■ WHAT YOU WILL DO ■
Copy out word for word the part of the records that opens with the line containing "watermark-tagline: 好 生" and closes with the line containing "document-icon (0, 7, 6, 21)", including both of those lines.
******************************
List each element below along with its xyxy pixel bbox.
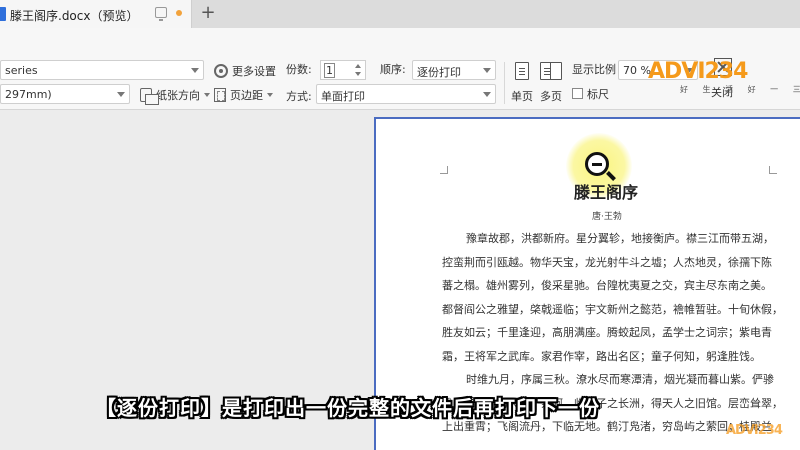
watermark-tagline: 好 生 活 好 一 三 四 (680, 85, 800, 94)
new-tab-button[interactable]: + (198, 2, 218, 24)
unsaved-dot-icon (176, 10, 182, 16)
monitor-icon[interactable] (155, 7, 167, 21)
multi-page-label: 多页 (540, 90, 562, 103)
document-icon (0, 7, 6, 21)
single-page-icon (515, 62, 529, 80)
chevron-up-icon[interactable] (355, 64, 361, 68)
ruler-label: 标尺 (587, 88, 609, 101)
order-value: 逐份打印 (417, 66, 461, 79)
chevron-down-icon (267, 93, 273, 97)
copies-value: 1 (324, 63, 335, 78)
tab-bar: 滕王阁序.docx（预览） + (0, 0, 800, 28)
tab-title: 滕王阁序.docx（预览） (10, 9, 139, 23)
more-settings-button[interactable]: 更多设置 (214, 61, 276, 81)
document-line: 时维九月，序属三秋。潦水尽而寒潭清，烟光凝而暮山紫。俨骖 (466, 373, 774, 386)
gear-icon (214, 64, 228, 78)
document-line: 豫章故郡，洪都新府。星分翼轸，地接衡庐。襟三江而带五湖， (466, 232, 774, 245)
margins-icon (214, 88, 226, 102)
page-corner-mark (440, 166, 448, 174)
paper-size-value: 297mm) (5, 88, 52, 101)
mode-label: 方式: (286, 90, 312, 103)
more-settings-label: 更多设置 (232, 65, 276, 78)
paper-size-select[interactable]: 297mm) (0, 84, 130, 104)
document-line: 霜，王将军之武库。家君作宰，路出名区；童子何知，躬逢胜饯。 (442, 349, 761, 363)
single-page-label: 单页 (511, 90, 533, 103)
chevron-down-icon (483, 92, 491, 97)
ruler-checkbox[interactable] (572, 88, 583, 99)
document-title: 滕王阁序 (574, 183, 639, 202)
zoom-out-cursor-icon (585, 152, 609, 176)
tab-document[interactable]: 滕王阁序.docx（预览） (0, 0, 192, 28)
chevron-down-icon (191, 68, 199, 73)
single-page-button[interactable]: 单页 (507, 62, 537, 104)
divider (504, 62, 505, 104)
zoom-value: 70 % (623, 64, 651, 77)
orientation-icon (140, 88, 159, 105)
order-label: 顺序: (380, 63, 406, 76)
print-preview-toolbar: series 297mm) 更多设置 纸张方向 页边距 份数: 1 顺序: 逐份… (0, 28, 800, 110)
print-mode-value: 单面打印 (321, 90, 365, 103)
document-line: 控蛮荆而引瓯越。物华天宝，龙光射牛斗之墟；人杰地灵，徐孺下陈 (442, 255, 772, 269)
printer-select-value: series (5, 64, 38, 77)
chevron-down-icon (117, 92, 125, 97)
copies-label: 份数: (286, 63, 312, 76)
document-line: 胜友如云；千里逢迎，高朋满座。腾蛟起凤，孟学士之词宗；紫电青 (442, 326, 772, 339)
copies-stepper[interactable]: 1 (320, 60, 366, 80)
document-author: 唐·王勃 (592, 212, 622, 222)
video-subtitle: 【逐份打印】是打印出一份完整的文件后再打印下一份 (96, 396, 600, 420)
order-select[interactable]: 逐份打印 (412, 60, 496, 80)
margins-label: 页边距 (230, 89, 263, 102)
printer-select[interactable]: series (0, 60, 204, 80)
watermark-logo-small: ADVI234 (726, 423, 783, 438)
paper-orientation-button[interactable]: 纸张方向 (140, 85, 210, 105)
print-mode-select[interactable]: 单面打印 (316, 84, 496, 104)
page-corner-mark (769, 166, 777, 174)
margins-button[interactable]: 页边距 (214, 85, 273, 105)
document-line: 蕃之榻。雄州雾列，俊采星驰。台隍枕夷夏之交，宾主尽东南之美。 (442, 279, 772, 292)
zoom-label: 显示比例 (572, 63, 616, 76)
multi-page-icon (540, 62, 562, 80)
multi-page-button[interactable]: 多页 (536, 62, 566, 104)
chevron-down-icon (204, 93, 210, 97)
chevron-down-icon (483, 68, 491, 73)
watermark-logo: ADVI234 (648, 59, 748, 84)
document-line: 都督阎公之雅望，棨戟遥临；宇文新州之懿范，襜帷暂驻。十旬休假， (442, 302, 783, 316)
orientation-label: 纸张方向 (156, 89, 200, 102)
chevron-down-icon[interactable] (355, 72, 361, 76)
******************************
■ TASK OUTPUT ■
watermark-tagline: 好 生 活 好 一 三 四 (680, 85, 800, 94)
new-tab-button[interactable]: + (198, 2, 218, 24)
unsaved-dot-icon (176, 10, 182, 16)
monitor-icon[interactable] (155, 7, 167, 21)
multi-page-label: 多页 (540, 90, 562, 103)
document-icon (0, 7, 6, 21)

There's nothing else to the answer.